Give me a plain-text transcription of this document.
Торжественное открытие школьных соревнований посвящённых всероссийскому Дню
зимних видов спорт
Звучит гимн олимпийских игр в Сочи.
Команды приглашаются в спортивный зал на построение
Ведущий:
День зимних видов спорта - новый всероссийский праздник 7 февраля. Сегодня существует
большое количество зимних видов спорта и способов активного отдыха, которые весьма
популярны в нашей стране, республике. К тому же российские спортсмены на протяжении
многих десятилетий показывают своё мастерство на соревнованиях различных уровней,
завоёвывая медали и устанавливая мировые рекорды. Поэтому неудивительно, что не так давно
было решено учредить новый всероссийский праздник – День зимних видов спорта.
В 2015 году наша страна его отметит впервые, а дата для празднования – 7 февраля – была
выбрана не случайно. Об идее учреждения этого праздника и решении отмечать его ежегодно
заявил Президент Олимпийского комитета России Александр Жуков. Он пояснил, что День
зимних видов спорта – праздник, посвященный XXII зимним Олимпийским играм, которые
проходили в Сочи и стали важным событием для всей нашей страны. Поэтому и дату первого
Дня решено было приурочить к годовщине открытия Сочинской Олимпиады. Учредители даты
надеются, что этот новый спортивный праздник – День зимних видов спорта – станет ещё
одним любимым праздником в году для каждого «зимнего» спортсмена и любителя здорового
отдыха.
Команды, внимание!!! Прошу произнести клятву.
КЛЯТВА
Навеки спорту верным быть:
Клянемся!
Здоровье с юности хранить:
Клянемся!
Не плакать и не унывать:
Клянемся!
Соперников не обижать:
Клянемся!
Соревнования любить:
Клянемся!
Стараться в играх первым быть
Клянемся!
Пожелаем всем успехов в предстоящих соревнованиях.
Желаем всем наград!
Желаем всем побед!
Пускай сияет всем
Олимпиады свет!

### What you need to do:
Take the entries above and transcribe them in full.

### Task output:
Give me a plain-text transcription of this document.
Торжественное открытие школьных соревнований посвящённых всероссийскому Дню
зимних видов спорт
Звучит гимн олимпийских игр в Сочи.
Команды приглашаются в спортивный зал на построение
Ведущий:
День зимних видов спорта - новый всероссийский праздник 7 февраля. Сегодня существует
большое количество зимних видов спорта и способов активного отдыха, которые весьма
популярны в нашей стране, республике. К тому же российские спортсмены на протяжении
многих десятилетий показывают своё мастерство на соревнованиях различных уровней,
завоёвывая медали и устанавливая мировые рекорды. Поэтому неудивительно, что не так давно
было решено учредить новый всероссийский праздник – День зимних видов спорта.
В 2015 году наша страна его отметит впервые, а дата для празднования – 7 февраля – была
выбрана не случайно. Об идее учреждения этого праздника и решении отмечать его ежегодно
заявил Президент Олимпийского комитета России Александр Жуков. Он пояснил, что День
зимних видов спорта – праздник, посвященный XXII зимним Олимпийским играм, которые
проходили в Сочи и стали важным событием для всей нашей страны. Поэтому и дату первого
Дня решено было приурочить к годовщине открытия Сочинской Олимпиады. Учредители даты
надеются, что этот новый спортивный праздник – День зимних видов спорта – станет ещё
одним любимым праздником в году для каждого «зимнего» спортсмена и любителя здорового
отдыха.
Команды, внимание!!! Прошу произнести клятву.
КЛЯТВА
Навеки спорту верным быть:
Клянемся!
Здоровье с юности хранить:
Клянемся!
Не плакать и не унывать:
Клянемся!
Соперников не обижать:
Клянемся!
Соревнования любить:
Клянемся!
Стараться в играх первым быть
Клянемся!
Пожелаем всем успехов в предстоящих соревнованиях.
Желаем всем наград!
Желаем всем побед!
Пускай сияет всем
Олимпиады свет!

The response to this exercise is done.